* [TASK INSTRUCTIONS]
Output all entries verbatim. Skip pictures.

Collection entries:
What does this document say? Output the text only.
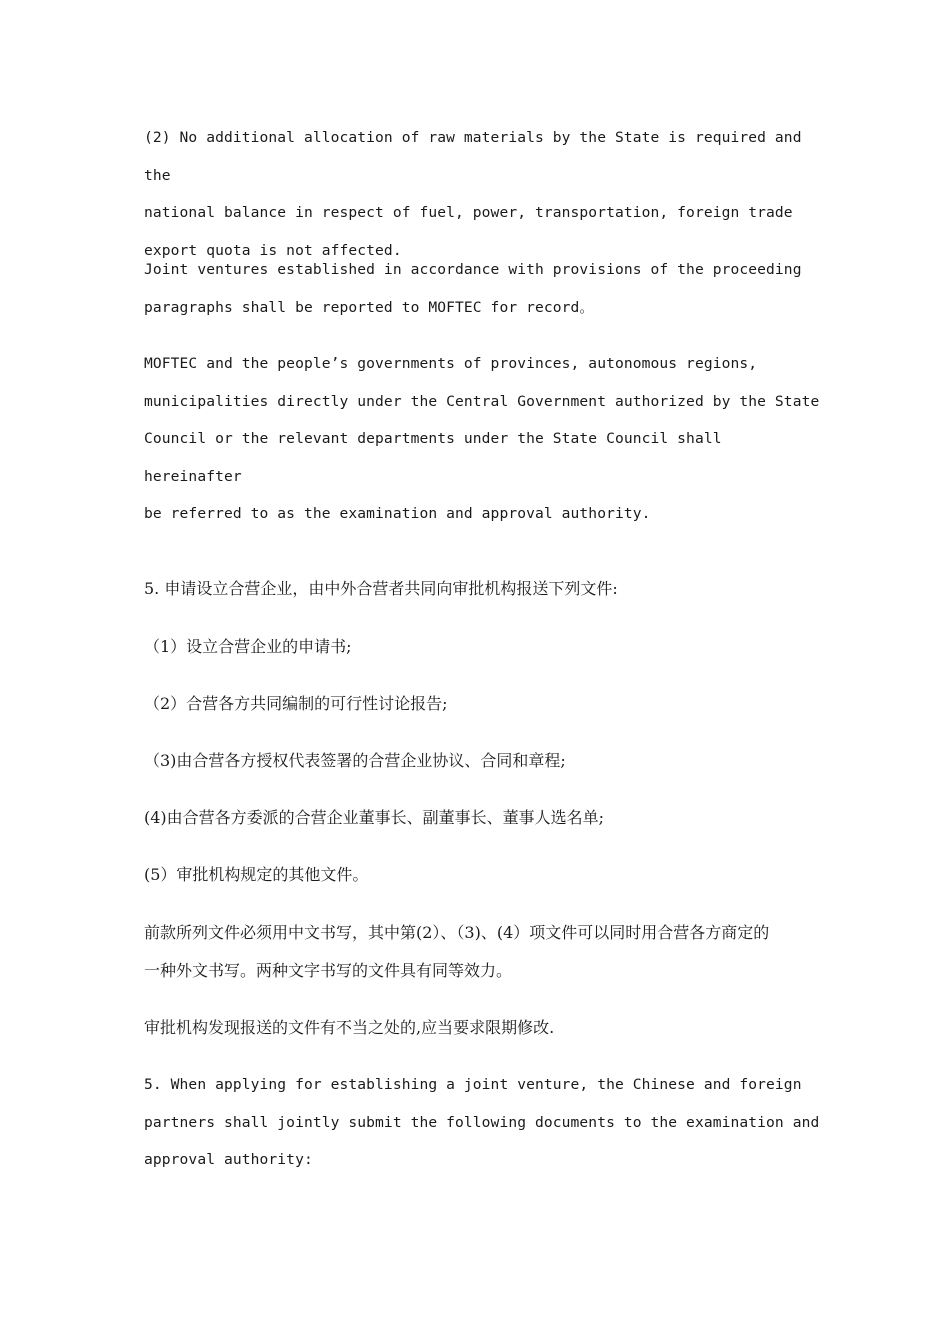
(2) No additional allocation of raw materials by the State is required and the
national balance in respect of fuel, power, transportation, foreign trade
export quota is not affected.

Joint ventures established in accordance with provisions of the proceeding
paragraphs shall be reported to MOFTEC for record。

MOFTEC and the people’s governments of provinces, autonomous regions,
municipalities directly under the Central Government authorized by the State
Council or the relevant departments under the State Council shall hereinafter
be referred to as the examination and approval authority.

5. 申请设立合营企业，由中外合营者共同向审批机构报送下列文件:

（1）设立合营企业的申请书;

（2）合营各方共同编制的可行性讨论报告;

（3)由合营各方授权代表签署的合营企业协议、合同和章程;

(4)由合营各方委派的合营企业董事长、副董事长、董事人选名单;

(5）审批机构规定的其他文件。

前款所列文件必须用中文书写，其中第(2）、（3)、(4）项文件可以同时用合营各方商定的
一种外文书写。两种文字书写的文件具有同等效力。

审批机构发现报送的文件有不当之处的,应当要求限期修改.

5. When applying for establishing a joint venture, the Chinese and foreign
partners shall jointly submit the following documents to the examination and
approval authority:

* [TASK SOLUTION]
What does this document say? Output the text only.
(2) No additional allocation of raw materials by the State is required and the
national balance in respect of fuel, power, transportation, foreign trade
export quota is not affected.

Joint ventures established in accordance with provisions of the proceeding
paragraphs shall be reported to MOFTEC for record。

MOFTEC and the people’s governments of provinces, autonomous regions,
municipalities directly under the Central Government authorized by the State
Council or the relevant departments under the State Council shall hereinafter
be referred to as the examination and approval authority.

5. 申请设立合营企业，由中外合营者共同向审批机构报送下列文件:

（1）设立合营企业的申请书;

（2）合营各方共同编制的可行性讨论报告;

（3)由合营各方授权代表签署的合营企业协议、合同和章程;

(4)由合营各方委派的合营企业董事长、副董事长、董事人选名单;

(5）审批机构规定的其他文件。

前款所列文件必须用中文书写，其中第(2）、（3)、(4）项文件可以同时用合营各方商定的
一种外文书写。两种文字书写的文件具有同等效力。

审批机构发现报送的文件有不当之处的,应当要求限期修改.

5. When applying for establishing a joint venture, the Chinese and foreign
partners shall jointly submit the following documents to the examination and
approval authority:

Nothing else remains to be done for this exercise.